● YOUR INSTRUCTIONS:
State the number of lines in these records holding "raton". Say nothing more.

* Begin *

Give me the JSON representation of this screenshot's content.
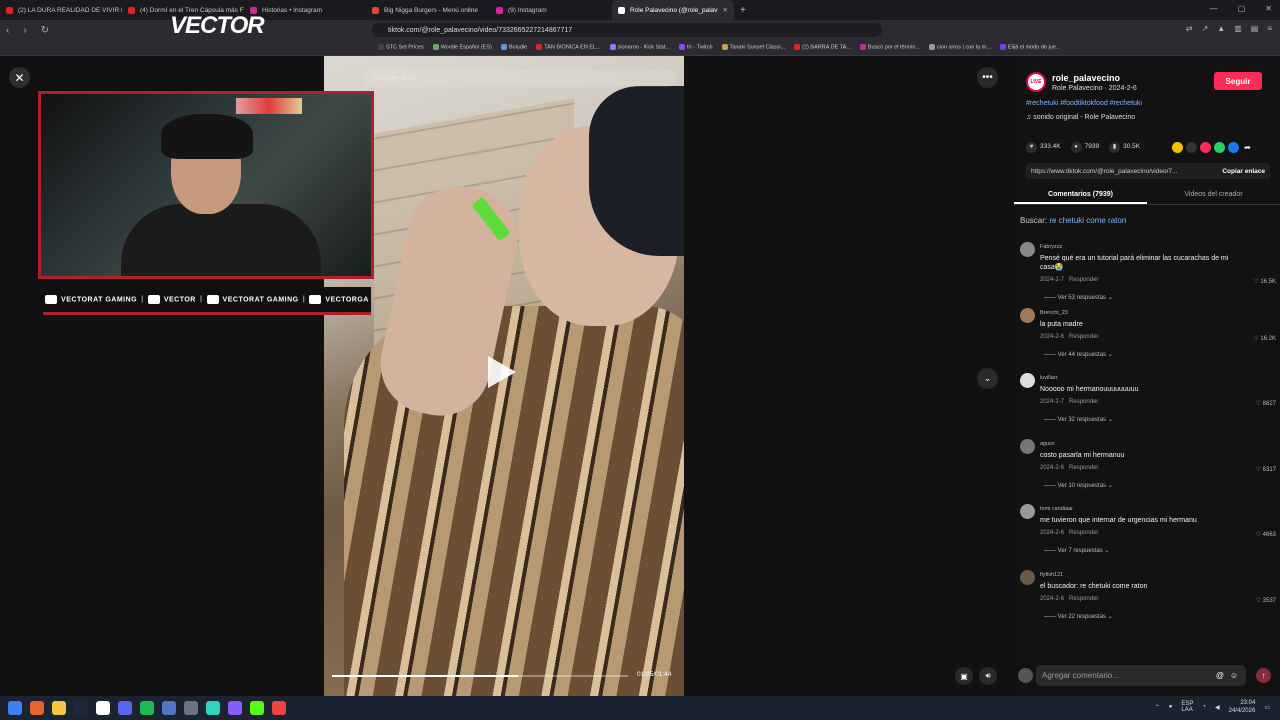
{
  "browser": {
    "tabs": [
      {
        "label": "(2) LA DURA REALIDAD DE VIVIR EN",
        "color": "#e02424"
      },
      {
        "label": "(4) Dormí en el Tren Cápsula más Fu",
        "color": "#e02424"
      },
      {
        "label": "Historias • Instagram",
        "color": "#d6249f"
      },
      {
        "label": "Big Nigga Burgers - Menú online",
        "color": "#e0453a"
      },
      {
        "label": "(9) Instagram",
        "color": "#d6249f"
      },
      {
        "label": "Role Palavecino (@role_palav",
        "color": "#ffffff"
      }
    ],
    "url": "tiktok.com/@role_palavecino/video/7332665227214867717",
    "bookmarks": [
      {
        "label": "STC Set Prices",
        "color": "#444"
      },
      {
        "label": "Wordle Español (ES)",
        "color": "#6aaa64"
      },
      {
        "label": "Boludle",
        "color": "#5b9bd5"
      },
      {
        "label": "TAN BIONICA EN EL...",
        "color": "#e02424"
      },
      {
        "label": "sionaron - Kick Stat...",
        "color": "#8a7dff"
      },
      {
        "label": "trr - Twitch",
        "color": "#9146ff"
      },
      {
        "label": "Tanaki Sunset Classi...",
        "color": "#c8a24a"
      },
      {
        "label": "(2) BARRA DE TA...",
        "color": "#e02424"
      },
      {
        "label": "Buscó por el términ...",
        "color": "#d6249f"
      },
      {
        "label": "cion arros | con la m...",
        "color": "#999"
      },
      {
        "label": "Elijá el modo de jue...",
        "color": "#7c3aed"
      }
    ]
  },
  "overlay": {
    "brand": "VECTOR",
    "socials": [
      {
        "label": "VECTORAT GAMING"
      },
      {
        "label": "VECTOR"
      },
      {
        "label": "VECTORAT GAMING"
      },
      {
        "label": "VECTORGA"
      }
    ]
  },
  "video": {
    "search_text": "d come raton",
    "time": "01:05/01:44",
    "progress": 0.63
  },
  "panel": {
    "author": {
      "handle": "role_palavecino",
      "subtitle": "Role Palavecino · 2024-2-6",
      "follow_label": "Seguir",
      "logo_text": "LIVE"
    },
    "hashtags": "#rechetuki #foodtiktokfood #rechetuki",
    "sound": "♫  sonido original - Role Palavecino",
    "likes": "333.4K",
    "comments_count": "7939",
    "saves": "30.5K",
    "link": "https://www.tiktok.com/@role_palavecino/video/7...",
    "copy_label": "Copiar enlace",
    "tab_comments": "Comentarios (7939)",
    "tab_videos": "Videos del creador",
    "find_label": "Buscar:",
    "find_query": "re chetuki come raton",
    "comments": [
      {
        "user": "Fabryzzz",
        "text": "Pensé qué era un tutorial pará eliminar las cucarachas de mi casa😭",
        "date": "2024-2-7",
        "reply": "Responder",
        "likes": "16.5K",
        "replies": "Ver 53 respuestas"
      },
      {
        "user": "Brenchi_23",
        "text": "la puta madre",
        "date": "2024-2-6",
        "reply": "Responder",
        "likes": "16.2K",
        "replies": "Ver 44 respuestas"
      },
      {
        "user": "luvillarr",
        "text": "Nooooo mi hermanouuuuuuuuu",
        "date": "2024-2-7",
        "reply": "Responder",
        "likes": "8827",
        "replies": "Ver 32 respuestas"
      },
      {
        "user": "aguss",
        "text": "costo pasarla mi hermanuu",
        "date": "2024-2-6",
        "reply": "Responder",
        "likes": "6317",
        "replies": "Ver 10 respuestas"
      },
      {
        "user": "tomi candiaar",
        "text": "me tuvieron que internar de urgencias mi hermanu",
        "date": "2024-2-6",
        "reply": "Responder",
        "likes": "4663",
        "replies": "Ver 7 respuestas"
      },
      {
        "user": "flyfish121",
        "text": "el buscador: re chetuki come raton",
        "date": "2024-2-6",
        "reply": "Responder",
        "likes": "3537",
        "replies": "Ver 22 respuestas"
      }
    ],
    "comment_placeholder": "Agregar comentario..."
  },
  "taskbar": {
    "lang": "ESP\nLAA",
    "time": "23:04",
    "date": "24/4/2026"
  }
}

* End *

● EXERCISE RESPONSE:
3